* _Exercise details_: Write the records out again, keeping each line exactly as it is.

(Excerpt from a dataset)

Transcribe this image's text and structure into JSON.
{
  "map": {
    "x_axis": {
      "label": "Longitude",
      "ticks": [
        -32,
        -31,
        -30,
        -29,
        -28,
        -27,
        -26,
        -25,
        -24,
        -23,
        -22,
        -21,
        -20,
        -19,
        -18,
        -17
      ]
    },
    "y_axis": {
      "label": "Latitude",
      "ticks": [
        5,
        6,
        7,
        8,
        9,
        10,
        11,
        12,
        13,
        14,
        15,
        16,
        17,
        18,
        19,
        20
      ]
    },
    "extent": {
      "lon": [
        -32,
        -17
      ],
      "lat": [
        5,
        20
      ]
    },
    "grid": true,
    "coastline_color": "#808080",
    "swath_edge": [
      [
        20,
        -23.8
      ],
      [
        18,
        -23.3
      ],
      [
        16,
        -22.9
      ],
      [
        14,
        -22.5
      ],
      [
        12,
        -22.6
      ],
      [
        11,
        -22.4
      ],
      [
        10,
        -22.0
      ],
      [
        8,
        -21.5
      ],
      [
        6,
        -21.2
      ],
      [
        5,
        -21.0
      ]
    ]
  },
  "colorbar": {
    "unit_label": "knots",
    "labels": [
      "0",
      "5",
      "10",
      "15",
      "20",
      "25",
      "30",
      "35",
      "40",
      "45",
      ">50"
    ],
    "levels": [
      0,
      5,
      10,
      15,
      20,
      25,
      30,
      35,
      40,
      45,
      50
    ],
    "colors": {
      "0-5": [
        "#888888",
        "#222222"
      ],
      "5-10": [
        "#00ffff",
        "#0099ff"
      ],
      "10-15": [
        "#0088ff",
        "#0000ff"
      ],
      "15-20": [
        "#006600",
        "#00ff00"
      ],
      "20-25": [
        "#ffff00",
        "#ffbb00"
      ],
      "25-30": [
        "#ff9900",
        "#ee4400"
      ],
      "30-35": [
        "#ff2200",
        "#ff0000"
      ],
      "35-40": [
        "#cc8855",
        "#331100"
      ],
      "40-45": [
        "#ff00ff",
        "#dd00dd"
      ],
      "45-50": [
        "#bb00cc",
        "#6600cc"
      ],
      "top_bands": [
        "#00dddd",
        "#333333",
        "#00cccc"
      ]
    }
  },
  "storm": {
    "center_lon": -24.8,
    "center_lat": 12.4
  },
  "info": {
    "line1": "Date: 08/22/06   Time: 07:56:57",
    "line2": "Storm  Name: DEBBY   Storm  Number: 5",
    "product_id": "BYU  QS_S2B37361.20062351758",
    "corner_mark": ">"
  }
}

* _Right answer_:
Transcribe this image's text and structure into JSON.
{
  "map": {
    "x_axis": {
      "label": "Longitude",
      "ticks": [
        -32,
        -31,
        -30,
        -29,
        -28,
        -27,
        -26,
        -25,
        -24,
        -23,
        -22,
        -21,
        -20,
        -19,
        -18,
        -17
      ]
    },
    "y_axis": {
      "label": "Latitude",
      "ticks": [
        5,
        6,
        7,
        8,
        9,
        10,
        11,
        12,
        13,
        14,
        15,
        16,
        17,
        18,
        19,
        20
      ]
    },
    "extent": {
      "lon": [
        -32,
        -17
      ],
      "lat": [
        5,
        20
      ]
    },
    "grid": true,
    "coastline_color": "#808080",
    "swath_edge": [
      [
        20,
        -23.8
      ],
      [
        18,
        -23.3
      ],
      [
        16,
        -22.9
      ],
      [
        14,
        -22.5
      ],
      [
        12,
        -22.6
      ],
      [
        11,
        -22.4
      ],
      [
        10,
        -22.0
      ],
      [
        8,
        -21.5
      ],
      [
        6,
        -21.2
      ],
      [
        5,
        -21.0
      ]
    ]
  },
  "colorbar": {
    "unit_label": "knots",
    "labels": [
      "0",
      "5",
      "10",
      "15",
      "20",
      "25",
      "30",
      "35",
      "40",
      "45",
      ">50"
    ],
    "levels": [
      0,
      5,
      10,
      15,
      20,
      25,
      30,
      35,
      40,
      45,
      50
    ],
    "colors": {
      "0-5": [
        "#888888",
        "#222222"
      ],
      "5-10": [
        "#00ffff",
        "#0099ff"
      ],
      "10-15": [
        "#0088ff",
        "#0000ff"
      ],
      "15-20": [
        "#006600",
        "#00ff00"
      ],
      "20-25": [
        "#ffff00",
        "#ffbb00"
      ],
      "25-30": [
        "#ff9900",
        "#ee4400"
      ],
      "30-35": [
        "#ff2200",
        "#ff0000"
      ],
      "35-40": [
        "#cc8855",
        "#331100"
      ],
      "40-45": [
        "#ff00ff",
        "#dd00dd"
      ],
      "45-50": [
        "#bb00cc",
        "#6600cc"
      ],
      "top_bands": [
        "#00dddd",
        "#333333",
        "#00cccc"
      ]
    }
  },
  "storm": {
    "center_lon": -24.8,
    "center_lat": 12.4
  },
  "info": {
    "line1": "Date: 08/22/06   Time: 07:56:57",
    "line2": "Storm  Name: DEBBY   Storm  Number: 5",
    "product_id": "BYU  QS_S2B37361.20062351758",
    "corner_mark": ">"
  }
}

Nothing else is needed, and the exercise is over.